— begin Records supplied —
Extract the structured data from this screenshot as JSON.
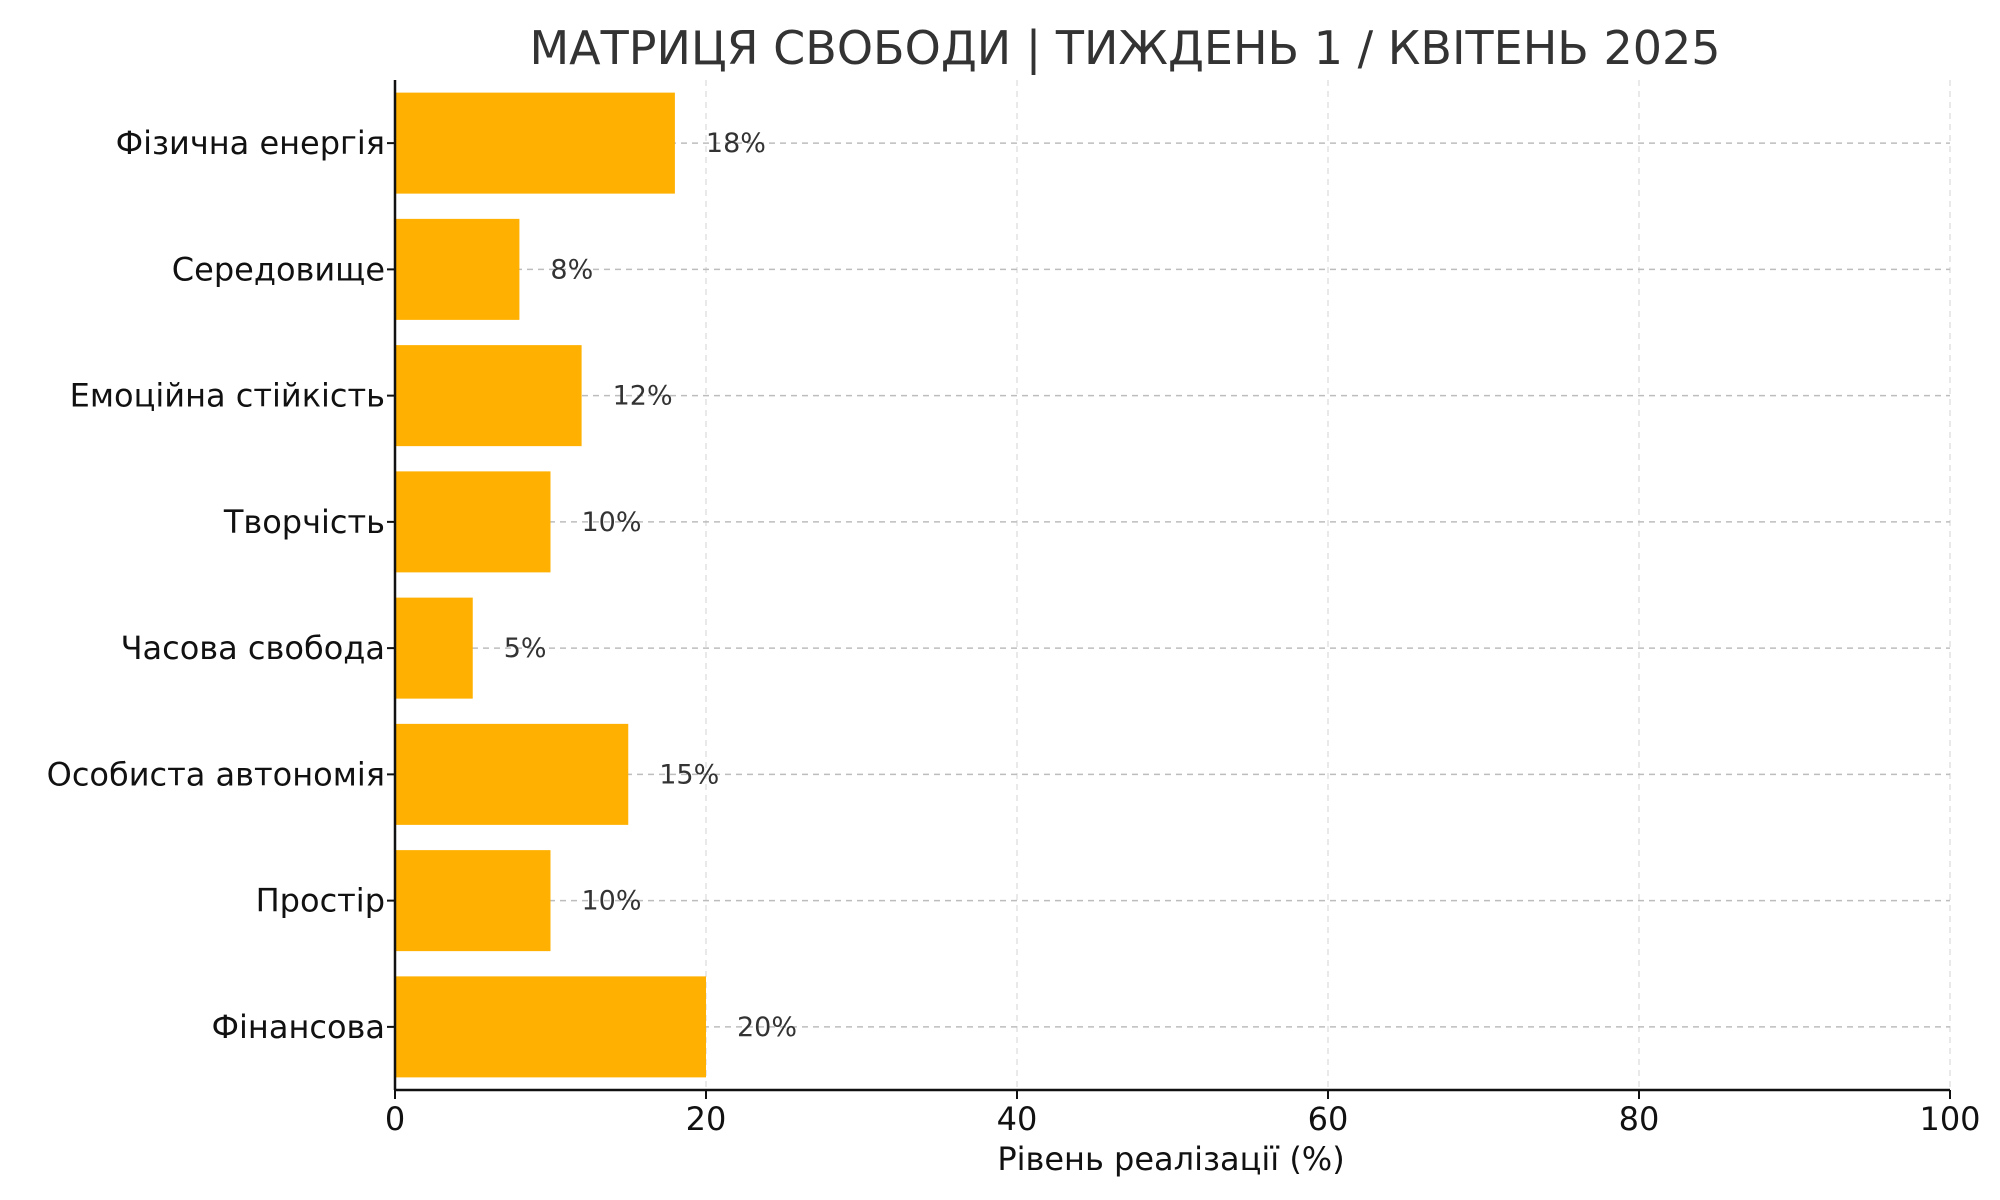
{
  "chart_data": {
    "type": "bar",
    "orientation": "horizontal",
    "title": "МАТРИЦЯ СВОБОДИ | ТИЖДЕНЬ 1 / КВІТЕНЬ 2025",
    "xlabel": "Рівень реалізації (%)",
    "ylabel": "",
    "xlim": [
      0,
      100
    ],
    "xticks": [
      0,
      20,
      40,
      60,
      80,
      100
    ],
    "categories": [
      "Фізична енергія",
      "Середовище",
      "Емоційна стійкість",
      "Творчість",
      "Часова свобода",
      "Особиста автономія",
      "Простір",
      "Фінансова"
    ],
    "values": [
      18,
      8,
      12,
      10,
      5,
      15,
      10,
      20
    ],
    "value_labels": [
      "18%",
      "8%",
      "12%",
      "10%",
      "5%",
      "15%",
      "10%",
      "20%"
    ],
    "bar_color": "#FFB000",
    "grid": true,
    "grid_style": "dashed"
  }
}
— end Records supplied —
Your goal ▸ Write out every entry again word for word, without any of the pictures.

Result of this exercise ▸
Extract the structured data from this screenshot as JSON.
{
  "chart_data": {
    "type": "bar",
    "orientation": "horizontal",
    "title": "МАТРИЦЯ СВОБОДИ | ТИЖДЕНЬ 1 / КВІТЕНЬ 2025",
    "xlabel": "Рівень реалізації (%)",
    "ylabel": "",
    "xlim": [
      0,
      100
    ],
    "xticks": [
      0,
      20,
      40,
      60,
      80,
      100
    ],
    "categories": [
      "Фізична енергія",
      "Середовище",
      "Емоційна стійкість",
      "Творчість",
      "Часова свобода",
      "Особиста автономія",
      "Простір",
      "Фінансова"
    ],
    "values": [
      18,
      8,
      12,
      10,
      5,
      15,
      10,
      20
    ],
    "value_labels": [
      "18%",
      "8%",
      "12%",
      "10%",
      "5%",
      "15%",
      "10%",
      "20%"
    ],
    "bar_color": "#FFB000",
    "grid": true,
    "grid_style": "dashed"
  }
}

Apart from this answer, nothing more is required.